▶ _Aim_:
Write out the full set of records exactly. Any pictures in them do not belong in the copy.

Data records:

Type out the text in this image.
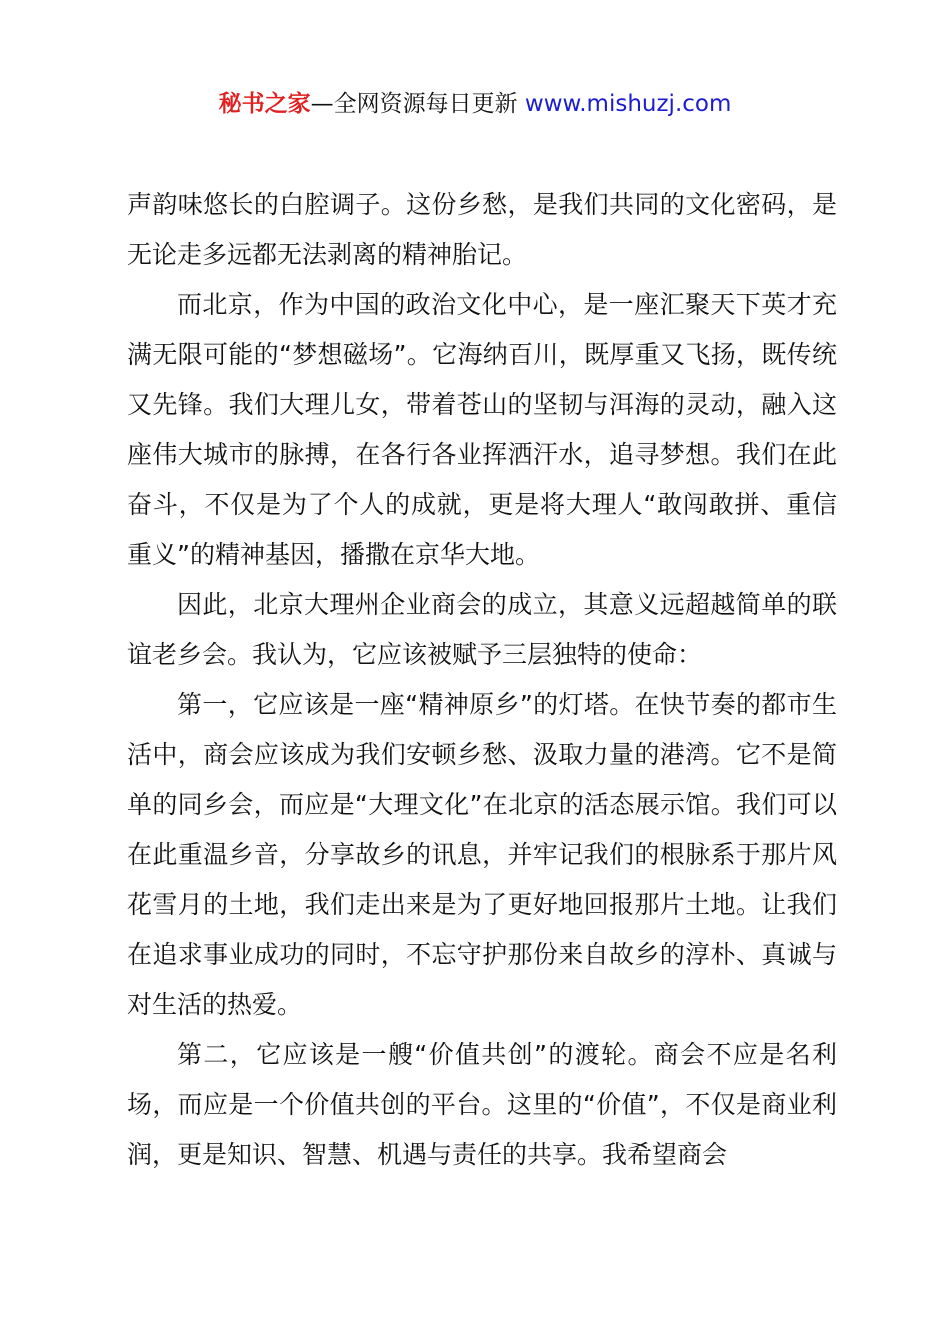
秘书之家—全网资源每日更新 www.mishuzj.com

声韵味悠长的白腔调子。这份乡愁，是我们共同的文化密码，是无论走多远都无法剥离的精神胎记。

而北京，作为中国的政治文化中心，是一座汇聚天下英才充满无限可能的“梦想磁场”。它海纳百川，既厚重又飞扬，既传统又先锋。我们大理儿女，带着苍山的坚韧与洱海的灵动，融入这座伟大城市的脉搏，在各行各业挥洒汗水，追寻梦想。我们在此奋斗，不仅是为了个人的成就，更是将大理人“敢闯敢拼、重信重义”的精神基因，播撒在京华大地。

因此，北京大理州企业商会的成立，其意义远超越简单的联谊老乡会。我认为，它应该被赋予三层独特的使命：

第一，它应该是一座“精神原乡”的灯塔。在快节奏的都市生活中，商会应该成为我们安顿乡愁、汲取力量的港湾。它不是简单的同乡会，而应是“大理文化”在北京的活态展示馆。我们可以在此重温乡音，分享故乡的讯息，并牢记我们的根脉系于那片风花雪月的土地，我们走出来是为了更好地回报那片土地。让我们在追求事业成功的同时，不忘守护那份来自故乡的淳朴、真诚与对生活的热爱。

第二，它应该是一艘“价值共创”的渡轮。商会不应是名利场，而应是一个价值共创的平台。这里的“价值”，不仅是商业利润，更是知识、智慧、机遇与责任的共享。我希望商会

▶ _Final answer_:
Type out the text in this image.
秘书之家—全网资源每日更新 www.mishuzj.com

声韵味悠长的白腔调子。这份乡愁，是我们共同的文化密码，是无论走多远都无法剥离的精神胎记。

而北京，作为中国的政治文化中心，是一座汇聚天下英才充满无限可能的“梦想磁场”。它海纳百川，既厚重又飞扬，既传统又先锋。我们大理儿女，带着苍山的坚韧与洱海的灵动，融入这座伟大城市的脉搏，在各行各业挥洒汗水，追寻梦想。我们在此奋斗，不仅是为了个人的成就，更是将大理人“敢闯敢拼、重信重义”的精神基因，播撒在京华大地。

因此，北京大理州企业商会的成立，其意义远超越简单的联谊老乡会。我认为，它应该被赋予三层独特的使命：

第一，它应该是一座“精神原乡”的灯塔。在快节奏的都市生活中，商会应该成为我们安顿乡愁、汲取力量的港湾。它不是简单的同乡会，而应是“大理文化”在北京的活态展示馆。我们可以在此重温乡音，分享故乡的讯息，并牢记我们的根脉系于那片风花雪月的土地，我们走出来是为了更好地回报那片土地。让我们在追求事业成功的同时，不忘守护那份来自故乡的淳朴、真诚与对生活的热爱。

第二，它应该是一艘“价值共创”的渡轮。商会不应是名利场，而应是一个价值共创的平台。这里的“价值”，不仅是商业利润，更是知识、智慧、机遇与责任的共享。我希望商会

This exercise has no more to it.